Gather every line holding the string "this".

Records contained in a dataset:
★ ★ ★ ★

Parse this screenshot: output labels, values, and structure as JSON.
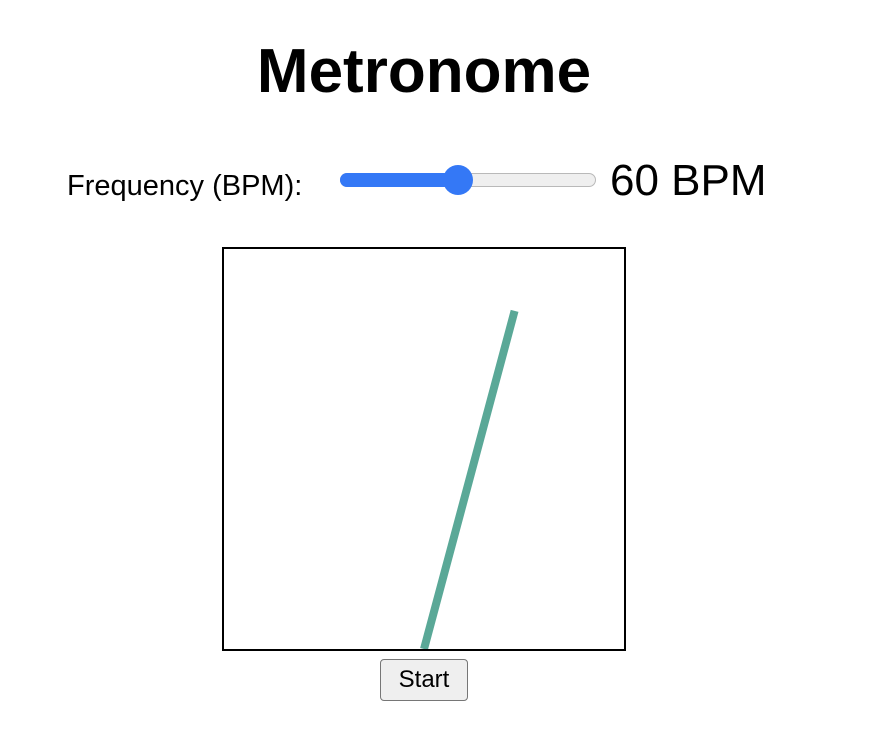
{
  "header": {
    "title": "Metronome"
  },
  "controls": {
    "frequency_label": "Frequency (BPM):",
    "bpm_slider": {
      "value": 60,
      "min": 0,
      "max": 130,
      "fill_fraction": 0.46
    },
    "bpm_readout": "60 BPM"
  },
  "pendulum": {
    "color": "#5aa897",
    "angle_deg": 15
  },
  "actions": {
    "start_label": "Start"
  },
  "colors": {
    "accent": "#3478f6",
    "pendulum": "#5aa897"
  }
}
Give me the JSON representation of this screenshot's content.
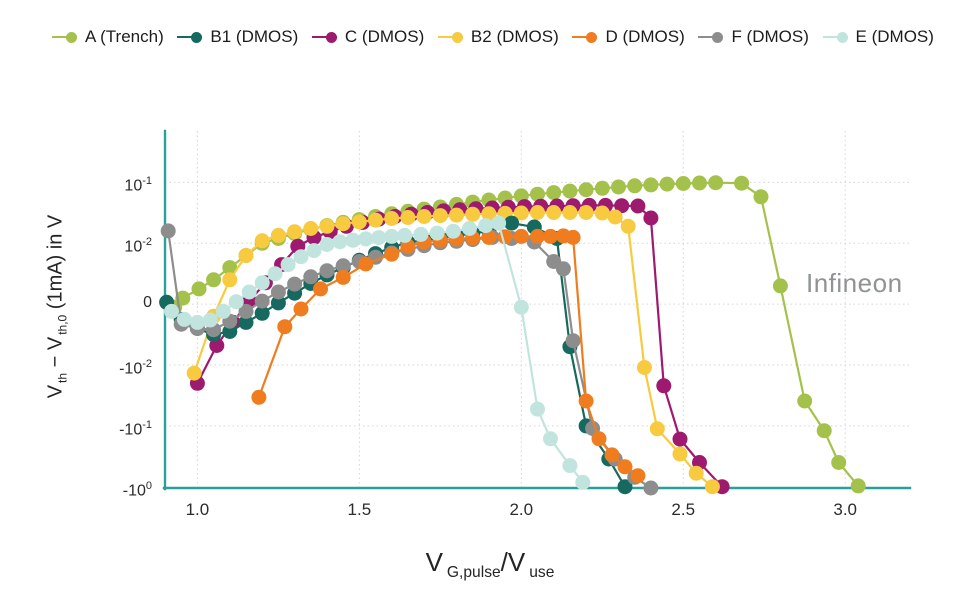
{
  "chart_data": {
    "type": "line",
    "title": "",
    "watermark": "Infineon",
    "grid": true,
    "legend_position": "top",
    "xlim": [
      0.9,
      3.2
    ],
    "ylim": [
      -1.05,
      0.7
    ],
    "y_scale": {
      "type": "symlog",
      "linthresh": 0.01
    },
    "xlabel_segments": [
      {
        "t": "V"
      },
      {
        "s": "G,pulse"
      },
      {
        "t": "/V"
      },
      {
        "s": "use"
      }
    ],
    "ylabel_segments": [
      {
        "t": "V"
      },
      {
        "s": "th"
      },
      {
        "t": " − V"
      },
      {
        "s": "th,0"
      },
      {
        "t": " (1mA) in V"
      }
    ],
    "x_ticks": [
      {
        "label": "1.0",
        "v": 1.0
      },
      {
        "label": "1.5",
        "v": 1.5
      },
      {
        "label": "2.0",
        "v": 2.0
      },
      {
        "label": "2.5",
        "v": 2.5
      },
      {
        "label": "3.0",
        "v": 3.0
      }
    ],
    "y_ticks": [
      {
        "sign": "",
        "base": "10",
        "exp": "-1",
        "v": 0.1
      },
      {
        "sign": "",
        "base": "10",
        "exp": "-2",
        "v": 0.01
      },
      {
        "sign": "",
        "base": "0",
        "exp": "",
        "v": 0
      },
      {
        "sign": "-",
        "base": "10",
        "exp": "-2",
        "v": -0.01
      },
      {
        "sign": "-",
        "base": "10",
        "exp": "-1",
        "v": -0.1
      },
      {
        "sign": "-",
        "base": "10",
        "exp": "0",
        "v": -1
      }
    ],
    "series": [
      {
        "name": "A (Trench)",
        "color": "#a4c24b",
        "points": [
          [
            0.93,
            -0.0005
          ],
          [
            0.955,
            0.001
          ],
          [
            1.005,
            0.0025
          ],
          [
            1.05,
            0.004
          ],
          [
            1.1,
            0.006
          ],
          [
            1.15,
            0.008
          ],
          [
            1.2,
            0.01
          ],
          [
            1.25,
            0.012
          ],
          [
            1.3,
            0.0145
          ],
          [
            1.35,
            0.017
          ],
          [
            1.4,
            0.0195
          ],
          [
            1.45,
            0.022
          ],
          [
            1.5,
            0.0245
          ],
          [
            1.55,
            0.0275
          ],
          [
            1.6,
            0.0305
          ],
          [
            1.65,
            0.0335
          ],
          [
            1.7,
            0.0365
          ],
          [
            1.75,
            0.0395
          ],
          [
            1.8,
            0.0435
          ],
          [
            1.85,
            0.0475
          ],
          [
            1.9,
            0.0515
          ],
          [
            1.95,
            0.0555
          ],
          [
            2.0,
            0.06
          ],
          [
            2.05,
            0.064
          ],
          [
            2.1,
            0.068
          ],
          [
            2.15,
            0.072
          ],
          [
            2.2,
            0.076
          ],
          [
            2.25,
            0.08
          ],
          [
            2.3,
            0.084
          ],
          [
            2.35,
            0.088
          ],
          [
            2.4,
            0.091
          ],
          [
            2.45,
            0.094
          ],
          [
            2.5,
            0.096
          ],
          [
            2.55,
            0.098
          ],
          [
            2.6,
            0.099
          ],
          [
            2.68,
            0.097
          ],
          [
            2.74,
            0.058
          ],
          [
            2.8,
            0.003
          ],
          [
            2.875,
            -0.039
          ],
          [
            2.935,
            -0.12
          ],
          [
            2.98,
            -0.4
          ],
          [
            3.04,
            -0.97
          ]
        ]
      },
      {
        "name": "C (DMOS)",
        "color": "#9d1a6e",
        "points": [
          [
            1.0,
            -0.02
          ],
          [
            1.06,
            -0.0068
          ],
          [
            1.11,
            -0.003
          ],
          [
            1.16,
            0.0005
          ],
          [
            1.21,
            0.0035
          ],
          [
            1.26,
            0.0065
          ],
          [
            1.31,
            0.0095
          ],
          [
            1.36,
            0.0125
          ],
          [
            1.41,
            0.0155
          ],
          [
            1.46,
            0.019
          ],
          [
            1.51,
            0.022
          ],
          [
            1.56,
            0.025
          ],
          [
            1.61,
            0.0275
          ],
          [
            1.66,
            0.03
          ],
          [
            1.71,
            0.032
          ],
          [
            1.76,
            0.034
          ],
          [
            1.81,
            0.0355
          ],
          [
            1.86,
            0.037
          ],
          [
            1.91,
            0.038
          ],
          [
            1.96,
            0.039
          ],
          [
            2.01,
            0.04
          ],
          [
            2.06,
            0.0405
          ],
          [
            2.11,
            0.041
          ],
          [
            2.16,
            0.0415
          ],
          [
            2.21,
            0.042
          ],
          [
            2.26,
            0.042
          ],
          [
            2.31,
            0.0415
          ],
          [
            2.36,
            0.041
          ],
          [
            2.4,
            0.026
          ],
          [
            2.44,
            -0.022
          ],
          [
            2.49,
            -0.165
          ],
          [
            2.55,
            -0.4
          ],
          [
            2.62,
            -1.0
          ]
        ]
      },
      {
        "name": "B2 (DMOS)",
        "color": "#f7ca40",
        "points": [
          [
            0.99,
            -0.0136
          ],
          [
            1.05,
            -0.002
          ],
          [
            1.1,
            0.004
          ],
          [
            1.15,
            0.008
          ],
          [
            1.2,
            0.011
          ],
          [
            1.25,
            0.0135
          ],
          [
            1.3,
            0.0155
          ],
          [
            1.35,
            0.0175
          ],
          [
            1.4,
            0.019
          ],
          [
            1.45,
            0.021
          ],
          [
            1.5,
            0.0225
          ],
          [
            1.55,
            0.024
          ],
          [
            1.6,
            0.0255
          ],
          [
            1.65,
            0.0265
          ],
          [
            1.7,
            0.0275
          ],
          [
            1.75,
            0.0285
          ],
          [
            1.8,
            0.029
          ],
          [
            1.85,
            0.03
          ],
          [
            1.9,
            0.0305
          ],
          [
            1.95,
            0.031
          ],
          [
            2.0,
            0.0315
          ],
          [
            2.05,
            0.032
          ],
          [
            2.1,
            0.032
          ],
          [
            2.15,
            0.032
          ],
          [
            2.2,
            0.032
          ],
          [
            2.25,
            0.0315
          ],
          [
            2.29,
            0.027
          ],
          [
            2.33,
            0.019
          ],
          [
            2.38,
            -0.011
          ],
          [
            2.42,
            -0.112
          ],
          [
            2.49,
            -0.29
          ],
          [
            2.54,
            -0.6
          ],
          [
            2.59,
            -1.0
          ]
        ]
      },
      {
        "name": "B1 (DMOS)",
        "color": "#16695e",
        "points": [
          [
            0.905,
            0.0003
          ],
          [
            0.95,
            -0.0025
          ],
          [
            1.0,
            -0.004
          ],
          [
            1.05,
            -0.005
          ],
          [
            1.1,
            -0.0045
          ],
          [
            1.15,
            -0.003
          ],
          [
            1.2,
            -0.0015
          ],
          [
            1.25,
            0.0002
          ],
          [
            1.3,
            0.0018
          ],
          [
            1.35,
            0.0034
          ],
          [
            1.4,
            0.0048
          ],
          [
            1.45,
            0.006
          ],
          [
            1.5,
            0.0072
          ],
          [
            1.55,
            0.0083
          ],
          [
            1.6,
            0.0093
          ],
          [
            1.65,
            0.0103
          ],
          [
            1.7,
            0.0113
          ],
          [
            1.75,
            0.0123
          ],
          [
            1.8,
            0.0133
          ],
          [
            1.85,
            0.0145
          ],
          [
            1.9,
            0.016
          ],
          [
            1.97,
            0.0215
          ],
          [
            2.04,
            0.0185
          ],
          [
            2.11,
            0.012
          ],
          [
            2.15,
            -0.007
          ],
          [
            2.2,
            -0.1
          ],
          [
            2.27,
            -0.35
          ],
          [
            2.32,
            -1.0
          ]
        ]
      },
      {
        "name": "F (DMOS)",
        "color": "#8d8d8d",
        "points": [
          [
            0.91,
            0.016
          ],
          [
            0.95,
            -0.0033
          ],
          [
            1.0,
            -0.004
          ],
          [
            1.05,
            -0.0042
          ],
          [
            1.1,
            -0.0028
          ],
          [
            1.15,
            -0.0012
          ],
          [
            1.2,
            0.0005
          ],
          [
            1.25,
            0.002
          ],
          [
            1.3,
            0.0033
          ],
          [
            1.35,
            0.0045
          ],
          [
            1.4,
            0.0055
          ],
          [
            1.45,
            0.0063
          ],
          [
            1.5,
            0.007
          ],
          [
            1.55,
            0.0077
          ],
          [
            1.6,
            0.0084
          ],
          [
            1.65,
            0.009
          ],
          [
            1.7,
            0.0096
          ],
          [
            1.75,
            0.0102
          ],
          [
            1.8,
            0.0108
          ],
          [
            1.85,
            0.0115
          ],
          [
            1.91,
            0.0125
          ],
          [
            1.97,
            0.012
          ],
          [
            2.04,
            0.0105
          ],
          [
            2.1,
            0.007
          ],
          [
            2.13,
            0.0058
          ],
          [
            2.16,
            -0.006
          ],
          [
            2.22,
            -0.11
          ],
          [
            2.29,
            -0.35
          ],
          [
            2.35,
            -0.7
          ],
          [
            2.4,
            -1.05
          ]
        ]
      },
      {
        "name": "D (DMOS)",
        "color": "#ef7d20",
        "points": [
          [
            1.19,
            -0.034
          ],
          [
            1.27,
            -0.0037
          ],
          [
            1.32,
            -0.0008
          ],
          [
            1.38,
            0.0025
          ],
          [
            1.45,
            0.0044
          ],
          [
            1.52,
            0.0066
          ],
          [
            1.6,
            0.0082
          ],
          [
            1.65,
            0.0095
          ],
          [
            1.7,
            0.0105
          ],
          [
            1.75,
            0.0112
          ],
          [
            1.8,
            0.0118
          ],
          [
            1.85,
            0.0122
          ],
          [
            1.9,
            0.0125
          ],
          [
            1.95,
            0.0128
          ],
          [
            2.0,
            0.013
          ],
          [
            2.05,
            0.013
          ],
          [
            2.09,
            0.013
          ],
          [
            2.13,
            0.0132
          ],
          [
            2.16,
            0.0125
          ],
          [
            2.2,
            -0.039
          ],
          [
            2.24,
            -0.163
          ],
          [
            2.28,
            -0.3
          ],
          [
            2.32,
            -0.47
          ],
          [
            2.36,
            -0.66
          ]
        ]
      },
      {
        "name": "E (DMOS)",
        "color": "#c2e4de",
        "points": [
          [
            0.92,
            -0.0012
          ],
          [
            0.96,
            -0.0025
          ],
          [
            1.0,
            -0.003
          ],
          [
            1.04,
            -0.0026
          ],
          [
            1.08,
            -0.0012
          ],
          [
            1.12,
            0.0004
          ],
          [
            1.16,
            0.002
          ],
          [
            1.2,
            0.0035
          ],
          [
            1.24,
            0.005
          ],
          [
            1.28,
            0.0065
          ],
          [
            1.32,
            0.0078
          ],
          [
            1.36,
            0.0088
          ],
          [
            1.4,
            0.0098
          ],
          [
            1.44,
            0.0106
          ],
          [
            1.48,
            0.0112
          ],
          [
            1.52,
            0.0118
          ],
          [
            1.56,
            0.0124
          ],
          [
            1.6,
            0.013
          ],
          [
            1.64,
            0.0135
          ],
          [
            1.69,
            0.014
          ],
          [
            1.74,
            0.0147
          ],
          [
            1.79,
            0.0158
          ],
          [
            1.84,
            0.0175
          ],
          [
            1.89,
            0.0195
          ],
          [
            1.93,
            0.0215
          ],
          [
            2.0,
            -0.0005
          ],
          [
            2.05,
            -0.053
          ],
          [
            2.09,
            -0.163
          ],
          [
            2.15,
            -0.45
          ],
          [
            2.19,
            -0.85
          ]
        ]
      }
    ],
    "legend_order": [
      "A (Trench)",
      "B1 (DMOS)",
      "C (DMOS)",
      "B2 (DMOS)",
      "D (DMOS)",
      "F (DMOS)",
      "E (DMOS)"
    ]
  },
  "colors": {
    "axis": "#2aa09a",
    "grid": "#d6d6d6",
    "tick_text": "#2b2b2b",
    "watermark": "#8f9393"
  }
}
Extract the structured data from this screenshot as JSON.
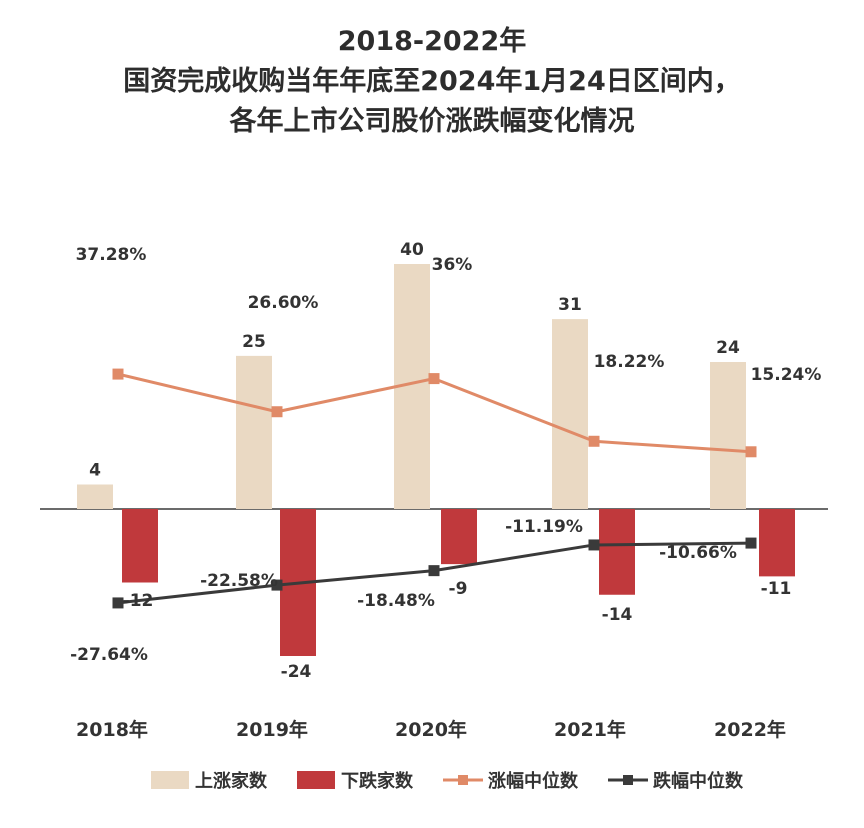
{
  "title": {
    "line1": "2018-2022年",
    "line2": "国资完成收购当年年底至2024年1月24日区间内，",
    "line3": "各年上市公司股价涨跌幅变化情况"
  },
  "chart_data": {
    "type": "bar+line",
    "categories": [
      "2018年",
      "2019年",
      "2020年",
      "2021年",
      "2022年"
    ],
    "series": [
      {
        "name": "上涨家数",
        "kind": "bar",
        "color": "#ead9c3",
        "values": [
          4,
          25,
          40,
          31,
          24
        ],
        "labels": [
          "4",
          "25",
          "40",
          "31",
          "24"
        ]
      },
      {
        "name": "下跌家数",
        "kind": "bar",
        "color": "#c0393c",
        "values": [
          -12,
          -24,
          -9,
          -14,
          -11
        ],
        "labels": [
          "-12",
          "-24",
          "-9",
          "-14",
          "-11"
        ]
      },
      {
        "name": "涨幅中位数",
        "kind": "line",
        "color": "#e08a67",
        "values": [
          37.28,
          26.6,
          36.0,
          18.22,
          15.24
        ],
        "labels": [
          "37.28%",
          "26.60%",
          "36%",
          "18.22%",
          "15.24%"
        ]
      },
      {
        "name": "跌幅中位数",
        "kind": "line",
        "color": "#3a3a3a",
        "values": [
          -27.64,
          -22.58,
          -18.48,
          -11.19,
          -10.66
        ],
        "labels": [
          "-27.64%",
          "-22.58%",
          "-18.48%",
          "-11.19%",
          "-10.66%"
        ]
      }
    ],
    "legend_position": "bottom"
  }
}
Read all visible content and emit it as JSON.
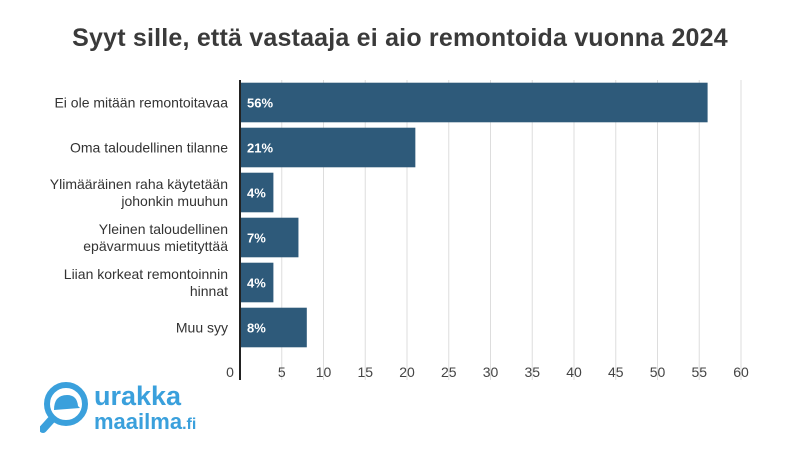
{
  "chart_data": {
    "type": "bar",
    "orientation": "horizontal",
    "title": "Syyt sille, että vastaaja ei aio remontoida vuonna 2024",
    "categories": [
      [
        "Ei ole mitään remontoitavaa"
      ],
      [
        "Oma taloudellinen tilanne"
      ],
      [
        "Ylimääräinen raha käytetään",
        "johonkin muuhun"
      ],
      [
        "Yleinen taloudellinen",
        "epävarmuus mietityttää"
      ],
      [
        "Liian korkeat remontoinnin",
        "hinnat"
      ],
      [
        "Muu syy"
      ]
    ],
    "values": [
      56,
      21,
      4,
      7,
      4,
      8
    ],
    "data_labels": [
      "56%",
      "21%",
      "4%",
      "7%",
      "4%",
      "8%"
    ],
    "xlim": [
      0,
      60
    ],
    "xticks": [
      0,
      5,
      10,
      15,
      20,
      25,
      30,
      35,
      40,
      45,
      50,
      55,
      60
    ],
    "grid": "vertical",
    "bar_color": "#2e5a7a",
    "grid_color": "#dddddd"
  },
  "logo": {
    "line1": "urakka",
    "line2": "maailma",
    "suffix": ".fi",
    "color": "#3aa0dc"
  }
}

★ ★ ★ ★

Complete output:
Parse this screenshot: output labels, values, and structure as JSON.
Give me the JSON representation of this screenshot's content.
Extract the structured data from this screenshot as JSON.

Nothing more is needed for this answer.